Below are several entries. Transcribe exactly those lines that fall from the one with "Read all visible content and emit it as JSON." through the one with "What's the underlying", end lines included.

MATERIAL FOR THE TASK:
#####

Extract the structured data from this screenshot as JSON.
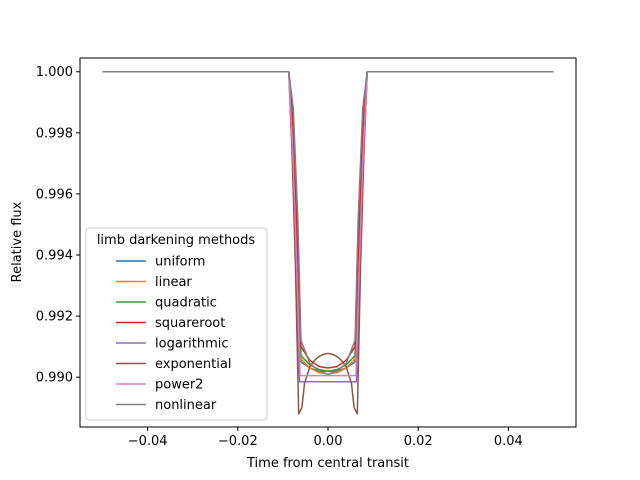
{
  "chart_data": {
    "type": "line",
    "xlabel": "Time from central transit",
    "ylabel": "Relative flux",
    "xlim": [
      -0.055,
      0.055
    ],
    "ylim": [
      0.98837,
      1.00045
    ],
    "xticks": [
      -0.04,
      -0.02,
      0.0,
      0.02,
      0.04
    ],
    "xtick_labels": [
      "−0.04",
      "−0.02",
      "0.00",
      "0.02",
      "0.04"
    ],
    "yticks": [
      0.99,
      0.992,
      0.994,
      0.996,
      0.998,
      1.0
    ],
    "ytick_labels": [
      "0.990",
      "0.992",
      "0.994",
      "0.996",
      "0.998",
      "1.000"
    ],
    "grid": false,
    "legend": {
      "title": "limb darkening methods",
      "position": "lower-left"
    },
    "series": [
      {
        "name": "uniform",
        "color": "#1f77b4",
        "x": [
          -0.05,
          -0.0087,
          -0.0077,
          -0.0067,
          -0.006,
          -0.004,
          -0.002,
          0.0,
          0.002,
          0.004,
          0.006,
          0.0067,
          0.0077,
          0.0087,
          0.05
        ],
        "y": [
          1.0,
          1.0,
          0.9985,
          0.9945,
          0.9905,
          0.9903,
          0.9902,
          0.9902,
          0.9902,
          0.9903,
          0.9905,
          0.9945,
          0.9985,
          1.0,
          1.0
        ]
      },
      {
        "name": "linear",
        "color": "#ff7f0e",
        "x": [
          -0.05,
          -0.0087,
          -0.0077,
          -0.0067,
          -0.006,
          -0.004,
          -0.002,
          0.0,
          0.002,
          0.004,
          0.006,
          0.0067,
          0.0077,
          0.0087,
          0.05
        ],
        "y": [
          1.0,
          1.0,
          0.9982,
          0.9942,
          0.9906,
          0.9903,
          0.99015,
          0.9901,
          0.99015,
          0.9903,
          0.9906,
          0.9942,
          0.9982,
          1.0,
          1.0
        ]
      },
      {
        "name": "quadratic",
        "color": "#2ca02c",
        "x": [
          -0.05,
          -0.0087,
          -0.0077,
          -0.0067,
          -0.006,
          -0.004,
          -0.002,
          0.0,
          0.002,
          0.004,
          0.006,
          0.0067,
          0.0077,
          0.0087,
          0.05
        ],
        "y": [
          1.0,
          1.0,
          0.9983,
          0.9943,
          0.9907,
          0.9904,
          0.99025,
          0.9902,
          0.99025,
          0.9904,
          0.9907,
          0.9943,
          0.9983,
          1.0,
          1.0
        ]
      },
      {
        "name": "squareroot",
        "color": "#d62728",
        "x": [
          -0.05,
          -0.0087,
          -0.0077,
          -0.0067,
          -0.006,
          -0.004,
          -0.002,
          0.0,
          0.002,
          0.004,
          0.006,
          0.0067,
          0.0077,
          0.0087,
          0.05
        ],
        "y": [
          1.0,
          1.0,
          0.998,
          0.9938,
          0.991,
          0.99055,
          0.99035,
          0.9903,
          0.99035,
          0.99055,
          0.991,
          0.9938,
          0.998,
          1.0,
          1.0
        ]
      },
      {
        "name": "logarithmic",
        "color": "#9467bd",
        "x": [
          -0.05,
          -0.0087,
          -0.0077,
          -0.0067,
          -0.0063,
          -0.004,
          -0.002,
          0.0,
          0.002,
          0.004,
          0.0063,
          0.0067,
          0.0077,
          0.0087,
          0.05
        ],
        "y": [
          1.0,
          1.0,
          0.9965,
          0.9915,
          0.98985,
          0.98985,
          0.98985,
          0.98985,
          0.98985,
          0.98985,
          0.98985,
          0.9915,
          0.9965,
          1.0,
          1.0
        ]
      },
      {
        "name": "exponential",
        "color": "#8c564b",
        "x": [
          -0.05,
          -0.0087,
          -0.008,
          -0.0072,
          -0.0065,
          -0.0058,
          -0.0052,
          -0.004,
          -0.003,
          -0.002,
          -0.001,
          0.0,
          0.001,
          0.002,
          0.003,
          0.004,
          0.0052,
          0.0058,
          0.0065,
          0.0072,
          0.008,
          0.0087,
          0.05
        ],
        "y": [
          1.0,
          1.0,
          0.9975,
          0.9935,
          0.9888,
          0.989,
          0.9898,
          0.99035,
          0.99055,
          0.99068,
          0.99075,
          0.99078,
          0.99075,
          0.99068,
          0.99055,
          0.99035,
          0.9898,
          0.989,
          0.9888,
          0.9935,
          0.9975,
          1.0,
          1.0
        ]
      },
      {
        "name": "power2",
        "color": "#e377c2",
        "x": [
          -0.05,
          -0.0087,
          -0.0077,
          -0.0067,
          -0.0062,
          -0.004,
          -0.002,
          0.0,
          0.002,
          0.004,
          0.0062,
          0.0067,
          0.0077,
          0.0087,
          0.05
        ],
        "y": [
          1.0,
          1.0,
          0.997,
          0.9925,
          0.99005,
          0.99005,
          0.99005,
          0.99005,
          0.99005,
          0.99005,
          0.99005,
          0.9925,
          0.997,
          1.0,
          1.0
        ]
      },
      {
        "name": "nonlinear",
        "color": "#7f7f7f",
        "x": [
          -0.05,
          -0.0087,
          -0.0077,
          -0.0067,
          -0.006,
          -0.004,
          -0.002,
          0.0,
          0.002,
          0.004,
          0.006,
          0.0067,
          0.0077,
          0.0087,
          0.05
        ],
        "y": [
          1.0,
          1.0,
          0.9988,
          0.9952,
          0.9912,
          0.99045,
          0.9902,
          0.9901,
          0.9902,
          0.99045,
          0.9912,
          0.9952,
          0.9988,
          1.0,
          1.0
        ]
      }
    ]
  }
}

#####

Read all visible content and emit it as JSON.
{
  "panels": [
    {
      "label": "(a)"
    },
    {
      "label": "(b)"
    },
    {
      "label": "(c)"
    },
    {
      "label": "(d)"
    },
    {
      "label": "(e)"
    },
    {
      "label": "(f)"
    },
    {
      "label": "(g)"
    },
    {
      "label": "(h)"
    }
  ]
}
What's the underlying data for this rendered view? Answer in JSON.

#####

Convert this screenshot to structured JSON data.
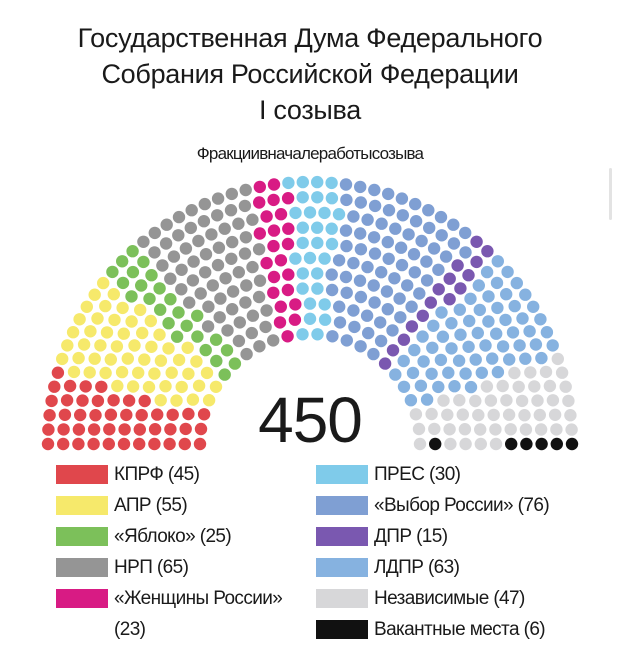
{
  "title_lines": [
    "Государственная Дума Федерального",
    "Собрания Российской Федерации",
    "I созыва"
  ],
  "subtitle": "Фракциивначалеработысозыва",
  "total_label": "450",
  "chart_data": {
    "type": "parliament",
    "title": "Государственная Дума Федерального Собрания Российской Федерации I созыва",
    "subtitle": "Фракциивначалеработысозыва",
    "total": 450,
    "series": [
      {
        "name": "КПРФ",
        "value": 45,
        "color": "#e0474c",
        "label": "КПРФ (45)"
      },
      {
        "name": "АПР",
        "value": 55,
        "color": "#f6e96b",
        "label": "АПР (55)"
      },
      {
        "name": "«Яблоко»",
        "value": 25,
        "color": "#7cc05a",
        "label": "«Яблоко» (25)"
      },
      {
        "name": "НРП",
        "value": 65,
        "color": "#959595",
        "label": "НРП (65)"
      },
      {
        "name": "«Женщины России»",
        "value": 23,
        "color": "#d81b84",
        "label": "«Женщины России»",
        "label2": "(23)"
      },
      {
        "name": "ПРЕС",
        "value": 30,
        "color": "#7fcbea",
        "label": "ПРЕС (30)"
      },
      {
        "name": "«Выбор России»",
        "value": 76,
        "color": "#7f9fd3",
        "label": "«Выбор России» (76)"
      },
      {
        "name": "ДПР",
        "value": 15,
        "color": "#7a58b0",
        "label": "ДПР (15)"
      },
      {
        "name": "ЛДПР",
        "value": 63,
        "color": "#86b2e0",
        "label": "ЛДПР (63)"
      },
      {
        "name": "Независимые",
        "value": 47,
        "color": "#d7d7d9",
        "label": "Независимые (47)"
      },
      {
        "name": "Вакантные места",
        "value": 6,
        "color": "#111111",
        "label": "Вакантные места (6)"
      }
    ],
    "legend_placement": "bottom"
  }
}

#####

PROBLEM SOLUTION:
Read all visible content and emit it as JSON.
{
  "panels": [
    {
      "label": "(a)"
    },
    {
      "label": "(b)"
    },
    {
      "label": "(c)"
    },
    {
      "label": "(d)"
    },
    {
      "label": "(e)"
    },
    {
      "label": "(f)"
    },
    {
      "label": "(g)"
    },
    {
      "label": "(h)"
    }
  ]
}
What's the underlying data for this rendered view? Answer in JSON.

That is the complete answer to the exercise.